> [Entries shown]
- - - - - - -

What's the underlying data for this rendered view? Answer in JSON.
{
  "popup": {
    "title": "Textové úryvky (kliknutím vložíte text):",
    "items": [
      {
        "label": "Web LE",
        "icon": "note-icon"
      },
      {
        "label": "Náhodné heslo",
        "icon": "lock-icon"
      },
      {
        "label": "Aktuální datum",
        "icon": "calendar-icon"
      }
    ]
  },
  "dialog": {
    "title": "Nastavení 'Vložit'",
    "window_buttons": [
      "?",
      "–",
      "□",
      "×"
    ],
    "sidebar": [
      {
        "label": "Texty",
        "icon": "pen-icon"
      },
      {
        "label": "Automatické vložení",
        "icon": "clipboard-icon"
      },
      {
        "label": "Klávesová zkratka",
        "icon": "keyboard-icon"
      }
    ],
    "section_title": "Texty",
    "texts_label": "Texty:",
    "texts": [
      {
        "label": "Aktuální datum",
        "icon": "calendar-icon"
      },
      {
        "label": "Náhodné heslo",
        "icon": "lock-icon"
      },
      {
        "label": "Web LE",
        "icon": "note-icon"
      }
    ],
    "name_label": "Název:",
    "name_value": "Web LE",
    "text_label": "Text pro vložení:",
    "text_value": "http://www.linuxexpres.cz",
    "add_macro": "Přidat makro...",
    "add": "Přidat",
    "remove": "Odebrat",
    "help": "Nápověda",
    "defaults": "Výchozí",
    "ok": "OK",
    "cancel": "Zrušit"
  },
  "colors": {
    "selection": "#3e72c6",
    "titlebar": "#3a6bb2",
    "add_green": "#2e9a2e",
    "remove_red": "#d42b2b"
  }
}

- - - - - - -

> [Written task]
Send back all of the entries exactly, with nothing missing.

> [Finished exercise]
What's the underlying data for this rendered view? Answer in JSON.
{
  "popup": {
    "title": "Textové úryvky (kliknutím vložíte text):",
    "items": [
      {
        "label": "Web LE",
        "icon": "note-icon"
      },
      {
        "label": "Náhodné heslo",
        "icon": "lock-icon"
      },
      {
        "label": "Aktuální datum",
        "icon": "calendar-icon"
      }
    ]
  },
  "dialog": {
    "title": "Nastavení 'Vložit'",
    "window_buttons": [
      "?",
      "–",
      "□",
      "×"
    ],
    "sidebar": [
      {
        "label": "Texty",
        "icon": "pen-icon"
      },
      {
        "label": "Automatické vložení",
        "icon": "clipboard-icon"
      },
      {
        "label": "Klávesová zkratka",
        "icon": "keyboard-icon"
      }
    ],
    "section_title": "Texty",
    "texts_label": "Texty:",
    "texts": [
      {
        "label": "Aktuální datum",
        "icon": "calendar-icon"
      },
      {
        "label": "Náhodné heslo",
        "icon": "lock-icon"
      },
      {
        "label": "Web LE",
        "icon": "note-icon"
      }
    ],
    "name_label": "Název:",
    "name_value": "Web LE",
    "text_label": "Text pro vložení:",
    "text_value": "http://www.linuxexpres.cz",
    "add_macro": "Přidat makro...",
    "add": "Přidat",
    "remove": "Odebrat",
    "help": "Nápověda",
    "defaults": "Výchozí",
    "ok": "OK",
    "cancel": "Zrušit"
  },
  "colors": {
    "selection": "#3e72c6",
    "titlebar": "#3a6bb2",
    "add_green": "#2e9a2e",
    "remove_red": "#d42b2b"
  }
}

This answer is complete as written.